● Short exercise a:
Translate this sentence from the ChiPy page into Spanish: "Every object detection deployment hits the same wall."
=== Page ===
ChiPy®: Bridge Neural Networks and C++ on Silicon — Full Inference Pipelines with Zero CPU Round-Trips

The ChiPy DSL is Quadric's Python framework for building complete on-chip pipelines. Using YOLOX-M as a case study, we show how backbone inference, box decoding, and NMS run entirely on the Chimera GPNPU — no host CPU intervention, no DDR round-trips, just Python compiled to silicon.

The Split Pipeline Problem

Every object detection deployment hits the same wall. The neural network backbone runs on an accelerator — GPU, NPU, DSP — and then the results get shipped back to a host CPU for postprocessing. Box decoding. Score filtering. Non-Maximum Suppression. The stuff that turns raw tensor output into actual detections.

This round-trip is not a minor inconvenience. NMS alone can consume 30-50% of total pipeline latency in edge deployments. The data has to leave the accelerator's local memory, traverse a bus to main DDR, get picked up by the CPU, processed through branching scalar code that NPUs can't touch, and then the final results travel back. Every frame. Every inference.

The root cause is architectural: traditional NPUs handle matrix multiplies and nothing else. The moment your algorithm needs a comparison, a branch, a sort, or a loop with a dynamic termination condition, you're back on the CPU. Detection pipelines need all of these.

The Chimera GPNPU handles MAC operations, vector math, scalar control flow, and branching logic in a single unified core. That architectural difference is what makes the rest of this post possible.

Enter the ChiPy DSL

The ChiPy DSL is Quadric's Python framework for tensor-level computation on the GPNPU. If you've used JAX, the mental model maps directly: the ChiPy library operates at the tensor level with NumPy-like syntax, while the lower-level Chimera Compute Library (CCL) handles kernel implementation, analogous to how Pallas sits beneath JAX.
===
● Short exercise b:
Please extract the lines in the records from the line with "delivered-cell: 10 xyxy=(804,186,876,194)" up to and including the line with "aid-bubble: 0.93 xyxy=(152,175,172,195)", copying each one unchanged.
=== Exercise inputs ===
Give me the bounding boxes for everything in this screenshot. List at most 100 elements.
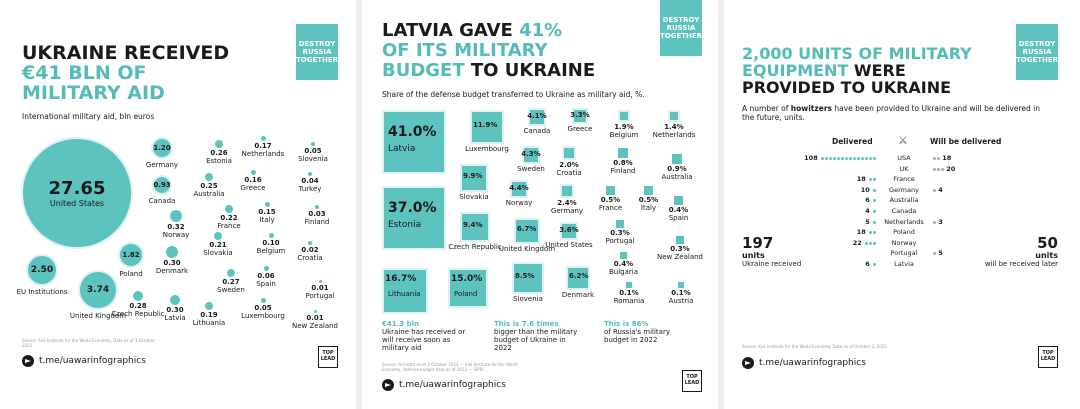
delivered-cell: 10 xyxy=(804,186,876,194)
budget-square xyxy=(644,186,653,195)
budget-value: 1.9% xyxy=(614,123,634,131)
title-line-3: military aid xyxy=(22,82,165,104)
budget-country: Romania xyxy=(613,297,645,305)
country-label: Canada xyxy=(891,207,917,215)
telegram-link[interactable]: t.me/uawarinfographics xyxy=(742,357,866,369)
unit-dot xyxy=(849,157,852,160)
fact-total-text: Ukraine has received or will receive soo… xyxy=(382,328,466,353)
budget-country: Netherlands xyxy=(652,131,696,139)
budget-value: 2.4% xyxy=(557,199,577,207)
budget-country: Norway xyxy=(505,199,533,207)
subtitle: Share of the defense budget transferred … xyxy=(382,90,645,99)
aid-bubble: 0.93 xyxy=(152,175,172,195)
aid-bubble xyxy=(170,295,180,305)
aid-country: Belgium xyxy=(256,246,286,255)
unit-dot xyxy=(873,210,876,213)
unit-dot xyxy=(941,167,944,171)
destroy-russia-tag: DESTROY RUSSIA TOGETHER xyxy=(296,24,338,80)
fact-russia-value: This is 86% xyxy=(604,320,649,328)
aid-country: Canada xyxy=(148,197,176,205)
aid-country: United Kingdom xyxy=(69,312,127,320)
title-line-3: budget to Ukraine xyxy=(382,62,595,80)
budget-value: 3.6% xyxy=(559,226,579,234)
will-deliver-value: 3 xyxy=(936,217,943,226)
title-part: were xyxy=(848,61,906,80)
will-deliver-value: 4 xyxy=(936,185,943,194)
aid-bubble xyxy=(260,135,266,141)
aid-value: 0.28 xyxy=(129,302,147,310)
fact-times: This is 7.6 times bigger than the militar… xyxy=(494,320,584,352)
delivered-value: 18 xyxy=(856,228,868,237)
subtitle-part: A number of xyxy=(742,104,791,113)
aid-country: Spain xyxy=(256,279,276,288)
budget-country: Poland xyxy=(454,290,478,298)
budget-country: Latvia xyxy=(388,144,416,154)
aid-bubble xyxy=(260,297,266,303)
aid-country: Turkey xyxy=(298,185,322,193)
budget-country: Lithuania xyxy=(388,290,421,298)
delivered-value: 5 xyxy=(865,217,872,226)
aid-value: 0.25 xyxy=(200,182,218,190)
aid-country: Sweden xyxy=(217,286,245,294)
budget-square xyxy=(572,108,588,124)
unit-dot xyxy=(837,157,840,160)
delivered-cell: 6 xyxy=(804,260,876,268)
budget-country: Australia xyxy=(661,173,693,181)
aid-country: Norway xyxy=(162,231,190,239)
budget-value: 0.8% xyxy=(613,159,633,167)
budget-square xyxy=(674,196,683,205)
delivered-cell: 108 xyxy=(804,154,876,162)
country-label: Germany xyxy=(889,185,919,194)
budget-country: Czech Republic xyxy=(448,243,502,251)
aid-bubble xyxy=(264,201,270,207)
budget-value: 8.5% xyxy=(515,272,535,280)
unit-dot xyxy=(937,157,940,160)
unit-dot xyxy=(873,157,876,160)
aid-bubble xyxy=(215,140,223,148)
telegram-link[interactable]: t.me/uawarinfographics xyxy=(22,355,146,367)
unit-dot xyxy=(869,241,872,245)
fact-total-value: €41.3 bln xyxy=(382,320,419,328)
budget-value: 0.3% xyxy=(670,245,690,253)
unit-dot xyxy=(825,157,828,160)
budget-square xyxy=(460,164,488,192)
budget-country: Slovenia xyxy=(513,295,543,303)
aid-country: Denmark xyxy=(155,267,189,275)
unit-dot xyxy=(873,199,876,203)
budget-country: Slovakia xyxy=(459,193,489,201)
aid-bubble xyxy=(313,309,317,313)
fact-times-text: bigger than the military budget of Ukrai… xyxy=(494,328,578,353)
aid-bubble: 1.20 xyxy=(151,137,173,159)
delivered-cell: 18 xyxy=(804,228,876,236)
===
● Written reply a:
Todo despliegue de detección de objetos choca con el mismo muro.

● Written reply b:
delivered-cell: 10 xyxy=(804,186,876,194)
budget-square xyxy=(644,186,653,195)
budget-value: 1.9% xyxy=(614,123,634,131)
title-line-3: military aid xyxy=(22,82,165,104)
budget-country: Romania xyxy=(613,297,645,305)
country-label: Canada xyxy=(891,207,917,215)
telegram-link[interactable]: t.me/uawarinfographics xyxy=(742,357,866,369)
unit-dot xyxy=(849,157,852,160)
fact-total-text: Ukraine has received or will receive soo… xyxy=(382,328,466,353)
budget-country: Netherlands xyxy=(652,131,696,139)
budget-value: 2.4% xyxy=(557,199,577,207)
budget-country: Norway xyxy=(505,199,533,207)
subtitle: Share of the defense budget transferred … xyxy=(382,90,645,99)
aid-bubble: 0.93 xyxy=(152,175,172,195)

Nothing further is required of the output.